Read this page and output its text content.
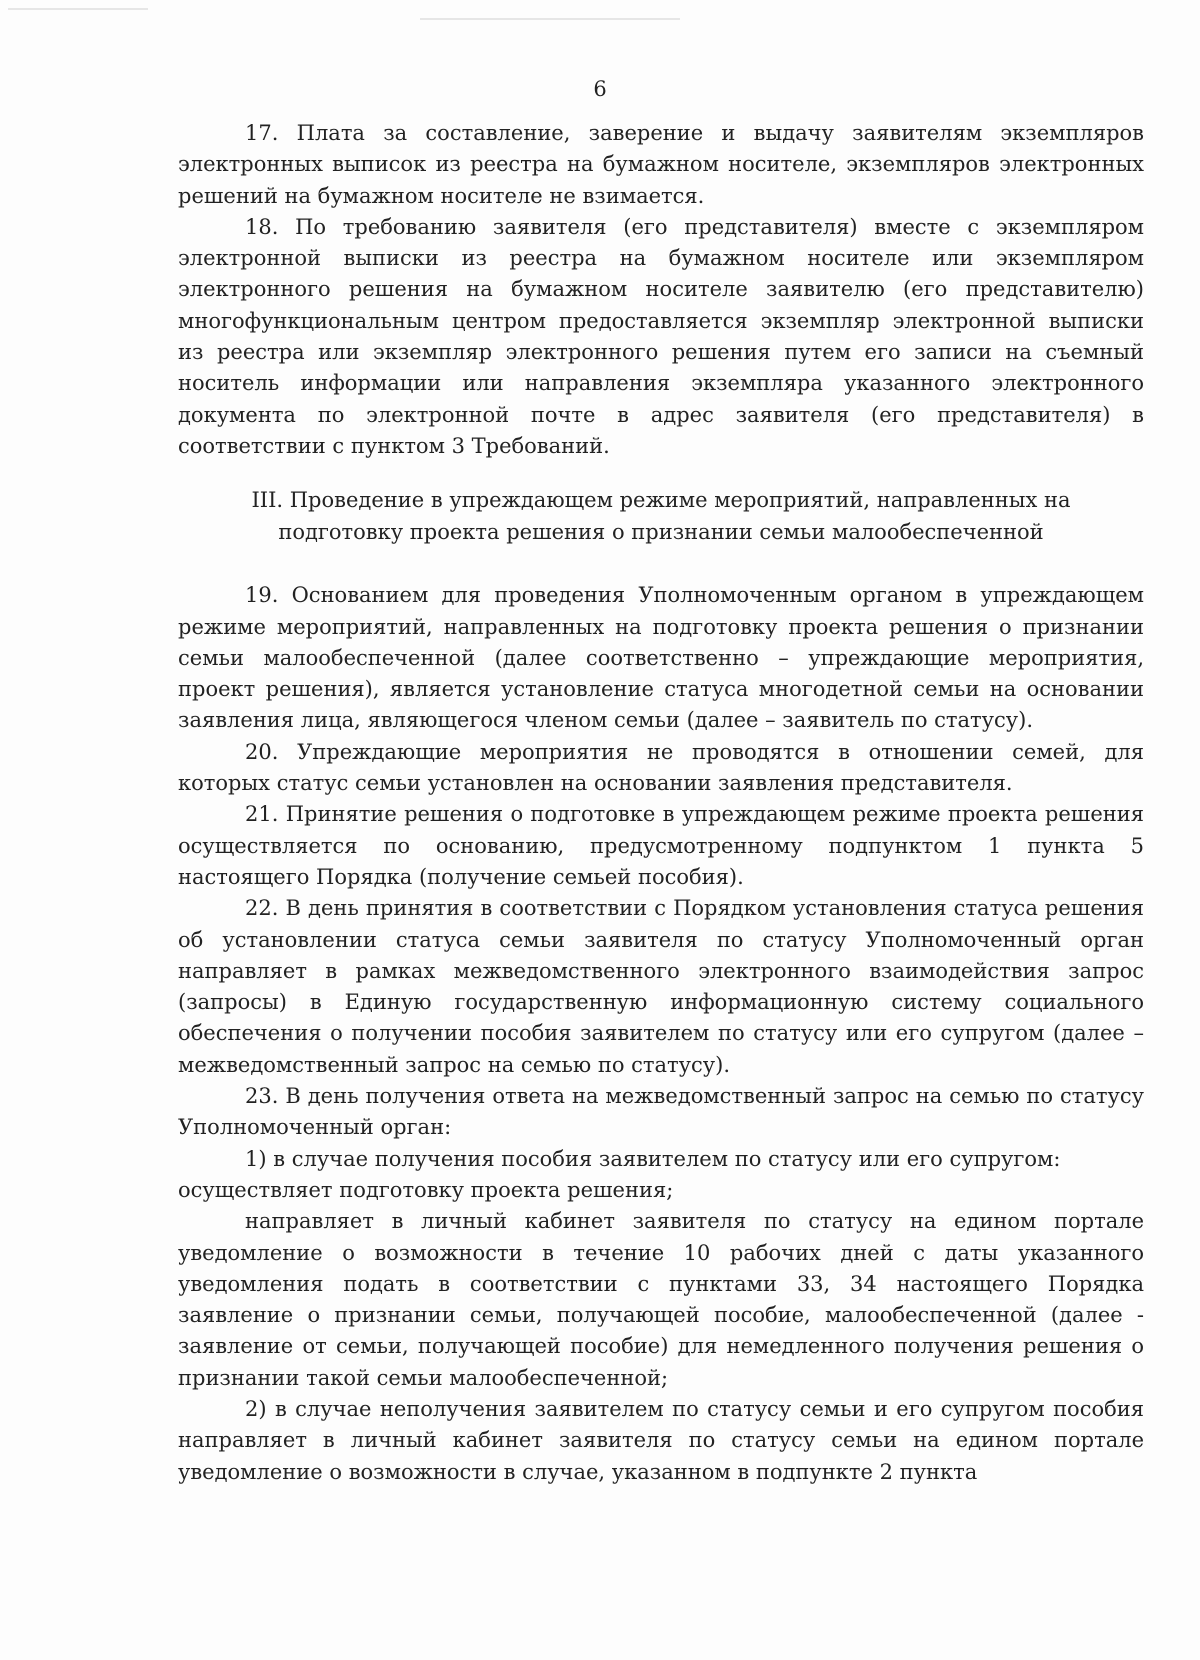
6

17. Плата за составление, заверение и выдачу заявителям экземпляров электронных выписок из реестра на бумажном носителе, экземпляров электронных решений на бумажном носителе не взимается.

18. По требованию заявителя (его представителя) вместе с экземпляром электронной выписки из реестра на бумажном носителе или экземпляром электронного решения на бумажном носителе заявителю (его представителю) многофункциональным центром предоставляется экземпляр электронной выписки из реестра или экземпляр электронного решения путем его записи на съемный носитель информации или направления экземпляра указанного электронного документа по электронной почте в адрес заявителя (его представителя) в соответствии с пунктом 3 Требований.

III. Проведение в упреждающем режиме мероприятий, направленных на
подготовку проекта решения о признании семьи малообеспеченной

19. Основанием для проведения Уполномоченным органом в упреждающем режиме мероприятий, направленных на подготовку проекта решения о признании семьи малообеспеченной (далее соответственно – упреждающие мероприятия, проект решения), является установление статуса многодетной семьи на основании заявления лица, являющегося членом семьи (далее – заявитель по статусу).

20. Упреждающие мероприятия не проводятся в отношении семей, для которых статус семьи установлен на основании заявления представителя.

21. Принятие решения о подготовке в упреждающем режиме проекта решения осуществляется по основанию, предусмотренному подпунктом 1 пункта 5 настоящего Порядка (получение семьей пособия).

22. В день принятия в соответствии с Порядком установления статуса решения об установлении статуса семьи заявителя по статусу Уполномоченный орган направляет в рамках межведомственного электронного взаимодействия запрос (запросы) в Единую государственную информационную систему социального обеспечения о получении пособия заявителем по статусу или его супругом (далее – межведомственный запрос на семью по статусу).

23. В день получения ответа на межведомственный запрос на семью по статусу Уполномоченный орган:

1) в случае получения пособия заявителем по статусу или его супругом:

осуществляет подготовку проекта решения;

направляет в личный кабинет заявителя по статусу на едином портале уведомление о возможности в течение 10 рабочих дней с даты указанного уведомления подать в соответствии с пунктами 33, 34 настоящего Порядка заявление о признании семьи, получающей пособие, малообеспеченной (далее - заявление от семьи, получающей пособие) для немедленного получения решения о признании такой семьи малообеспеченной;

2) в случае неполучения заявителем по статусу семьи и его супругом пособия направляет в личный кабинет заявителя по статусу семьи на едином портале уведомление о возможности в случае, указанном в подпункте 2 пункта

### EXERCISE
Collect every line above that contains the word "случае".

### SOLUTION
1) в случае получения пособия заявителем по статусу или его супругом:
2) в случае неполучения заявителем по статусу семьи и его супругом пособия направляет в личный кабинет заявителя по статусу семьи на едином портале уведомление о возможности в случае, указанном в подпункте 2 пункта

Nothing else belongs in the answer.